Copy every line of the listing that holds the string "development".

-- Begin --

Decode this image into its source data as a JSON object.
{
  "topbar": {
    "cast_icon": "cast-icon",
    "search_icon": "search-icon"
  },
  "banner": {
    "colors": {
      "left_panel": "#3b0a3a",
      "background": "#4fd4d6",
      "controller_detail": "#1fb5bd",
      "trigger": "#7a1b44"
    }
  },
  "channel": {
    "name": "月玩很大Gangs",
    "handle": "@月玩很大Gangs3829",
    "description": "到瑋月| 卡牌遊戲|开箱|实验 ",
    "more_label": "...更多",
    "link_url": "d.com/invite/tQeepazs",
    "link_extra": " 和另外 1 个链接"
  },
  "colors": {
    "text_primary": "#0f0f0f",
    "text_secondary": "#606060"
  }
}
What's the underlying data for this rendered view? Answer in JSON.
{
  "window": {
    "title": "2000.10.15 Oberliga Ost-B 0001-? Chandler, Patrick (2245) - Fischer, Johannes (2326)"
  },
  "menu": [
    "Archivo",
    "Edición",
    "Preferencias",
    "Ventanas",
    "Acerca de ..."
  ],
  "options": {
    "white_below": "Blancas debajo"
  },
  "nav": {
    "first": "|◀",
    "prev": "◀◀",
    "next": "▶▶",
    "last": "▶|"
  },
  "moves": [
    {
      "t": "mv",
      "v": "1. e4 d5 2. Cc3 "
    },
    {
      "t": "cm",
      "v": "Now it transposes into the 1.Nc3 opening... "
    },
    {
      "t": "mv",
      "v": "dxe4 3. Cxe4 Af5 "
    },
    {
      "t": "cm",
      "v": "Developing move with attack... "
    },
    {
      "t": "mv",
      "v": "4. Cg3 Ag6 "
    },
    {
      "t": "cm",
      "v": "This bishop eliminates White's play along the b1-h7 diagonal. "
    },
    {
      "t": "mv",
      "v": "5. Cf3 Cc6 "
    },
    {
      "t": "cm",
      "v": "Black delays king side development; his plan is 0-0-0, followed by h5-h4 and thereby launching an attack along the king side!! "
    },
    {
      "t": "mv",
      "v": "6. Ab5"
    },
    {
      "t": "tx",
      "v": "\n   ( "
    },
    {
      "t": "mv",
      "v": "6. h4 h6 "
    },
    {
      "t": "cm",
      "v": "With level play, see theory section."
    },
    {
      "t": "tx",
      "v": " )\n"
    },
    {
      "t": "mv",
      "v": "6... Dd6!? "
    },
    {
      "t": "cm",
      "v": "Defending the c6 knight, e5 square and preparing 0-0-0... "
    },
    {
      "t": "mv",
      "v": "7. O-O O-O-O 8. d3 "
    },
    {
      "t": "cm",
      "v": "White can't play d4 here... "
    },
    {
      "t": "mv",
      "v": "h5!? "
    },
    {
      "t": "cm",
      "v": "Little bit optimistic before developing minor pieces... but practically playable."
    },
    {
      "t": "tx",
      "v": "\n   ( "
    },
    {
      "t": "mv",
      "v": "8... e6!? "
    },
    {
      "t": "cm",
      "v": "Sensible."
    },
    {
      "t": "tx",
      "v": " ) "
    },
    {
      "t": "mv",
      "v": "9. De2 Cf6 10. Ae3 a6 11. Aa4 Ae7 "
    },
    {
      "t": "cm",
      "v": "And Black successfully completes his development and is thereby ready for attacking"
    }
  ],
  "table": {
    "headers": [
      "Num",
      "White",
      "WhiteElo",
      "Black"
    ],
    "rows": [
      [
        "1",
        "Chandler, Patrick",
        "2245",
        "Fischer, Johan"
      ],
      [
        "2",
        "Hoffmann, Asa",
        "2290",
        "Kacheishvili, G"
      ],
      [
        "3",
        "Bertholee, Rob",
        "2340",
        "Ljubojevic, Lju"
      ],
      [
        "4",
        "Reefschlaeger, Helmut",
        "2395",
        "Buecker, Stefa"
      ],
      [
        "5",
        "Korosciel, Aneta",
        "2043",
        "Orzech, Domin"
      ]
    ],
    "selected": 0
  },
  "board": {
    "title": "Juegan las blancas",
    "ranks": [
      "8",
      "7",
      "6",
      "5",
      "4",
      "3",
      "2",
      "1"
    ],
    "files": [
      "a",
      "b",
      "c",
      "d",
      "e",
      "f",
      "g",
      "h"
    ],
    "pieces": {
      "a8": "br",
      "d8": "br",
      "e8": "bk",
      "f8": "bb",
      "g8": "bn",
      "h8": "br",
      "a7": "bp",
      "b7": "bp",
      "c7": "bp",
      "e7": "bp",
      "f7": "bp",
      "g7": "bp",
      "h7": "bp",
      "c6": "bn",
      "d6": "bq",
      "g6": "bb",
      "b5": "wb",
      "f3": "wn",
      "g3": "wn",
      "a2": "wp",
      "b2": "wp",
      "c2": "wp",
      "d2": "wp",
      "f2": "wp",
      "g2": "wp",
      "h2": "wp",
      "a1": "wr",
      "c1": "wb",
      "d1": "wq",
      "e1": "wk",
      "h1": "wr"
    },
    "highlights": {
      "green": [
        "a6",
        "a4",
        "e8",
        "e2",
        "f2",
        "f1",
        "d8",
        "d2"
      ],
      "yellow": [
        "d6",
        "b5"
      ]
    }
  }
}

-- End --

» **Output for this exercise**:
      "v": "Black delays king side development; his plan is 0-0-0, followed by h5-h4 and thereby launching an attack along the king side!! "
      "v": "And Black successfully completes his development and is thereby ready for attacking"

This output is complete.